[Items listed in a dataset]:
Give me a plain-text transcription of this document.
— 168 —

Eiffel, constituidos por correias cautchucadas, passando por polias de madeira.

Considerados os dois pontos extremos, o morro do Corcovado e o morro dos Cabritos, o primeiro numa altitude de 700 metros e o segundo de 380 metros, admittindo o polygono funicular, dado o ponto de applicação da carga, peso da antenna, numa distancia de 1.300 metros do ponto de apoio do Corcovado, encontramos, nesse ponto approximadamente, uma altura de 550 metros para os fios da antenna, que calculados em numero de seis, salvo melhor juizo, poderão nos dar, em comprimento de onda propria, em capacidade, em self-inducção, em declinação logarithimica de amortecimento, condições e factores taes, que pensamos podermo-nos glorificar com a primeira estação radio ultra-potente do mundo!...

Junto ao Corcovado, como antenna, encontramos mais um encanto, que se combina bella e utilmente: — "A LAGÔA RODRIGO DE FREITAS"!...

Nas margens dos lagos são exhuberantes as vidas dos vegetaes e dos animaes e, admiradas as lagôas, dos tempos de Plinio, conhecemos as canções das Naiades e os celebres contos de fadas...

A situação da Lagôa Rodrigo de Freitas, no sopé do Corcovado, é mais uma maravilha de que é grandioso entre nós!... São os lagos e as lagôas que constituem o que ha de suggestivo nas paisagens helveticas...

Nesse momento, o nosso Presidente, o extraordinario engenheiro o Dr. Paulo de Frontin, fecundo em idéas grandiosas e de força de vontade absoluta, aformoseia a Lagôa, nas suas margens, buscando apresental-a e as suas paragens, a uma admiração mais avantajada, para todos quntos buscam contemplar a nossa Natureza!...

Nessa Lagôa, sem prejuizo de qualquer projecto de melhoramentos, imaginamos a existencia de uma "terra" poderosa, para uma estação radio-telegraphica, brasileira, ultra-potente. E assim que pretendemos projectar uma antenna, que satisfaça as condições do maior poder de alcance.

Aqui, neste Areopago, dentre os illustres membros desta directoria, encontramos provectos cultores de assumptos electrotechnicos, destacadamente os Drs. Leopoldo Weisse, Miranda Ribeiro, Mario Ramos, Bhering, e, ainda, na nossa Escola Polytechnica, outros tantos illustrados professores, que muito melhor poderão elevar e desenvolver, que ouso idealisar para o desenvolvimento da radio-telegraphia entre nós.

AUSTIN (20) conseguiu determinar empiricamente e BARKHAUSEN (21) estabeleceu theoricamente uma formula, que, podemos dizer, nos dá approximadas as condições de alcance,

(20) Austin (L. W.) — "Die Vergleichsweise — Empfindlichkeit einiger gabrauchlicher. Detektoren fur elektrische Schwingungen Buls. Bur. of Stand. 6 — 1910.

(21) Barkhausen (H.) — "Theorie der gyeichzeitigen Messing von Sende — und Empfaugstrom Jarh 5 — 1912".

[Directions for this task]: Output the full listing without altering anything.

[Result for this exercise]:
Give me a plain-text transcription of this document.
— 168 —

Eiffel, constituidos por correias cautchucadas, passando por polias de madeira.

Considerados os dois pontos extremos, o morro do Corcovado e o morro dos Cabritos, o primeiro numa altitude de 700 metros e o segundo de 380 metros, admittindo o polygono funicular, dado o ponto de applicação da carga, peso da antenna, numa distancia de 1.300 metros do ponto de apoio do Corcovado, encontramos, nesse ponto approximadamente, uma altura de 550 metros para os fios da antenna, que calculados em numero de seis, salvo melhor juizo, poderão nos dar, em comprimento de onda propria, em capacidade, em self-inducção, em declinação logarithimica de amortecimento, condições e factores taes, que pensamos podermo-nos glorificar com a primeira estação radio ultra-potente do mundo!...

Junto ao Corcovado, como antenna, encontramos mais um encanto, que se combina bella e utilmente: — "A LAGÔA RODRIGO DE FREITAS"!...

Nas margens dos lagos são exhuberantes as vidas dos vegetaes e dos animaes e, admiradas as lagôas, dos tempos de Plinio, conhecemos as canções das Naiades e os celebres contos de fadas...

A situação da Lagôa Rodrigo de Freitas, no sopé do Corcovado, é mais uma maravilha de que é grandioso entre nós!... São os lagos e as lagôas que constituem o que ha de suggestivo nas paisagens helveticas...

Nesse momento, o nosso Presidente, o extraordinario engenheiro o Dr. Paulo de Frontin, fecundo em idéas grandiosas e de força de vontade absoluta, aformoseia a Lagôa, nas suas margens, buscando apresental-a e as suas paragens, a uma admiração mais avantajada, para todos quntos buscam contemplar a nossa Natureza!...

Nessa Lagôa, sem prejuizo de qualquer projecto de melhoramentos, imaginamos a existencia de uma "terra" poderosa, para uma estação radio-telegraphica, brasileira, ultra-potente. E assim que pretendemos projectar uma antenna, que satisfaça as condições do maior poder de alcance.

Aqui, neste Areopago, dentre os illustres membros desta directoria, encontramos provectos cultores de assumptos electrotechnicos, destacadamente os Drs. Leopoldo Weisse, Miranda Ribeiro, Mario Ramos, Bhering, e, ainda, na nossa Escola Polytechnica, outros tantos illustrados professores, que muito melhor poderão elevar e desenvolver, que ouso idealisar para o desenvolvimento da radio-telegraphia entre nós.

AUSTIN (20) conseguiu determinar empiricamente e BARKHAUSEN (21) estabeleceu theoricamente uma formula, que, podemos dizer, nos dá approximadas as condições de alcance,

(20) Austin (L. W.) — "Die Vergleichsweise — Empfindlichkeit einiger gabrauchlicher. Detektoren fur elektrische Schwingungen Buls. Bur. of Stand. 6 — 1910.

(21) Barkhausen (H.) — "Theorie der gyeichzeitigen Messing von Sende — und Empfaugstrom Jarh 5 — 1912".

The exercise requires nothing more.